***** STORED ROWS
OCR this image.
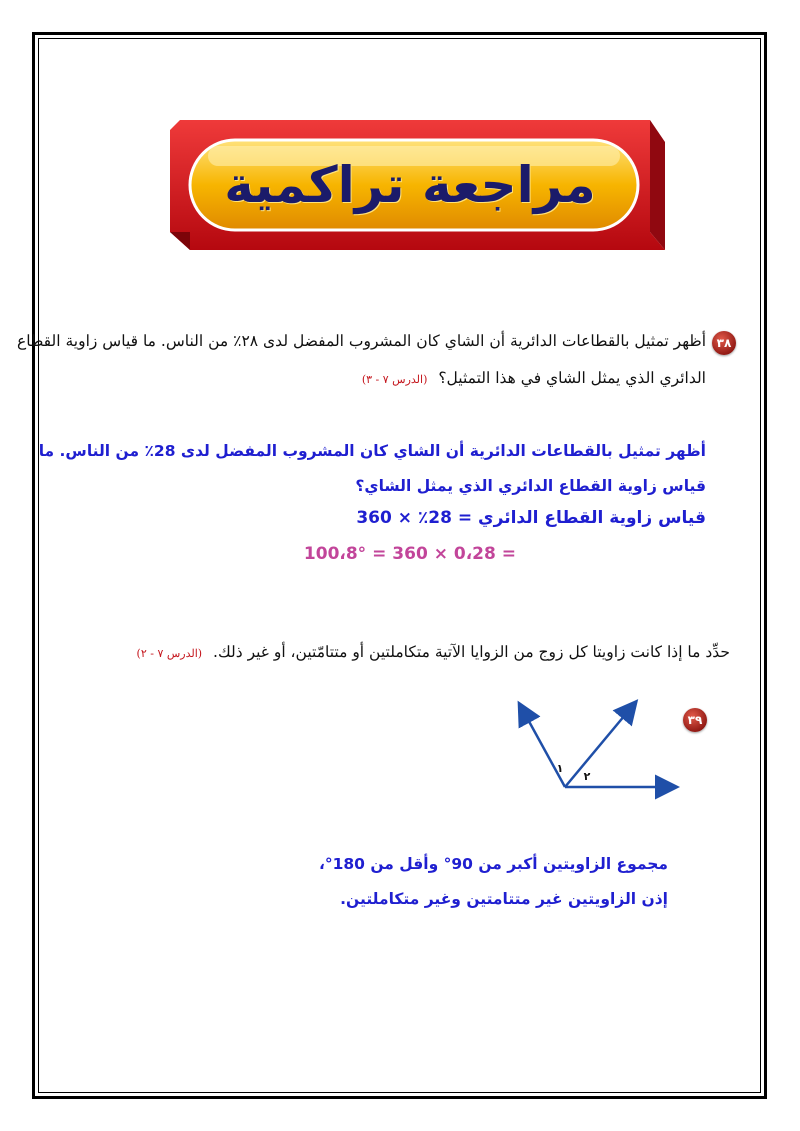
مراجعة تراكمية
٣٨
أظهر تمثيل بالقطاعات الدائرية أن الشاي كان المشروب المفضل لدى ٢٨٪ من الناس. ما قياس زاوية القطاع
الدائري الذي يمثل الشاي في هذا التمثيل؟ (الدرس ٧ - ٣)
أظهر تمثيل بالقطاعات الدائرية أن الشاي كان المشروب المفضل لدى 28٪ من الناس. ما
قياس زاوية القطاع الدائري الذي يمثل الشاي؟
قياس زاوية القطاع الدائري = 28٪ × 360
= 0،28 × 360 = 100،8°
حدِّد ما إذا كانت زاويتا كل زوج من الزوايا الآتية متكاملتين أو متتامّتين، أو غير ذلك. (الدرس ٧ - ٢)
٣٩
١
٢
مجموع الزاويتين أكبر من 90° وأقل من 180°،
إذن الزاويتين غير متتامتين وغير متكاملتين.
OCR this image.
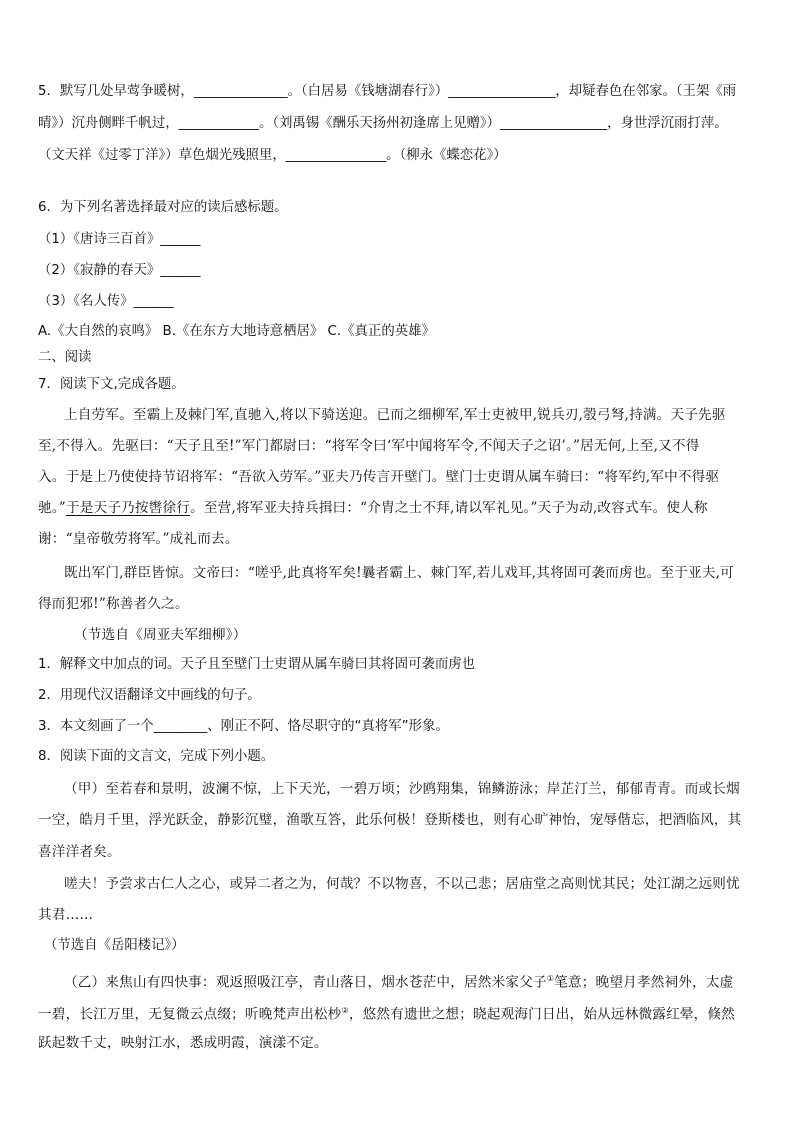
5．默写几处早莺争暖树，______________。（白居易《钱塘湖春行》）________________，却疑春色在邻家。（王架《雨
晴》）沉舟侧畔千帆过，____________。（刘禹锡《酬乐天扬州初逢席上见赠》）________________，身世浮沉雨打萍。
（文天祥《过零丁洋》）草色烟光残照里，_______________。（柳永《蝶恋花》）
6．为下列名著选择最对应的读后感标题。
（1）《唐诗三百首》______
（2）《寂静的春天》______
（3）《名人传》______
A.《大自然的哀鸣》 B.《在东方大地诗意栖居》 C.《真正的英雄》
二、阅读
7．阅读下文,完成各题。
上自劳军。至霸上及棘门军,直驰入,将以下骑送迎。已而之细柳军,军士吏被甲,锐兵刃,彀弓弩,持满。天子先驱
至,不得入。先驱曰：“天子且至!”军门都尉曰：“将军令曰‘军中闻将军令,不闻天子之诏’。”居无何,上至,又不得
入。于是上乃使使持节诏将军：“吾欲入劳军。”亚夫乃传言开壁门。壁门士吏谓从属车骑曰：“将军约,军中不得驱
驰。”于是天子乃按辔徐行。至营,将军亚夫持兵揖曰：“介胄之士不拜,请以军礼见。”天子为动,改容式车。使人称
谢：“皇帝敬劳将军。”成礼而去。
既出军门,群臣皆惊。文帝曰：“嗟乎,此真将军矣!曩者霸上、棘门军,若儿戏耳,其将固可袭而虏也。至于亚夫,可
得而犯邪!”称善者久之。
（节选自《周亚夫军细柳》）
1．解释文中加点的词。天子且至壁门士吏谓从属车骑曰其将固可袭而虏也
2．用现代汉语翻译文中画线的句子。
3．本文刻画了一个________、刚正不阿、恪尽职守的“真将军”形象。
8．阅读下面的文言文，完成下列小题。
（甲）至若春和景明，波澜不惊，上下天光，一碧万顷；沙鸥翔集，锦鳞游泳；岸芷汀兰，郁郁青青。而或长烟
一空，皓月千里，浮光跃金，静影沉璧，渔歌互答，此乐何极！登斯楼也，则有心旷神怡，宠辱偕忘，把酒临风，其
喜洋洋者矣。
嗟夫！予尝求古仁人之心，或异二者之为，何哉？不以物喜，不以己悲；居庙堂之高则忧其民；处江湖之远则忧
其君……
（节选自《岳阳楼记》）
（乙）来焦山有四快事：观返照吸江亭，青山落日，烟水苍茫中，居然米家父子①笔意；晚望月孝然祠外，太虚
一碧，长江万里，无复微云点缀；听晚梵声出松杪②，悠然有遗世之想；晓起观海门日出，始从远林微露红晕，倏然
跃起数千丈，映射江水，悉成明霞，演漾不定。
**********
- _WHAT YOU SHOULD DO_
Return each line among the entries that holds the word "قياس".

- _ANSWER TO THE EXERCISE_
أظهر تمثيل بالقطاعات الدائرية أن الشاي كان المشروب المفضل لدى ٢٨٪ من الناس. ما قياس زاوية القطاع
قياس زاوية القطاع الدائري الذي يمثل الشاي؟
قياس زاوية القطاع الدائري = 28٪ × 360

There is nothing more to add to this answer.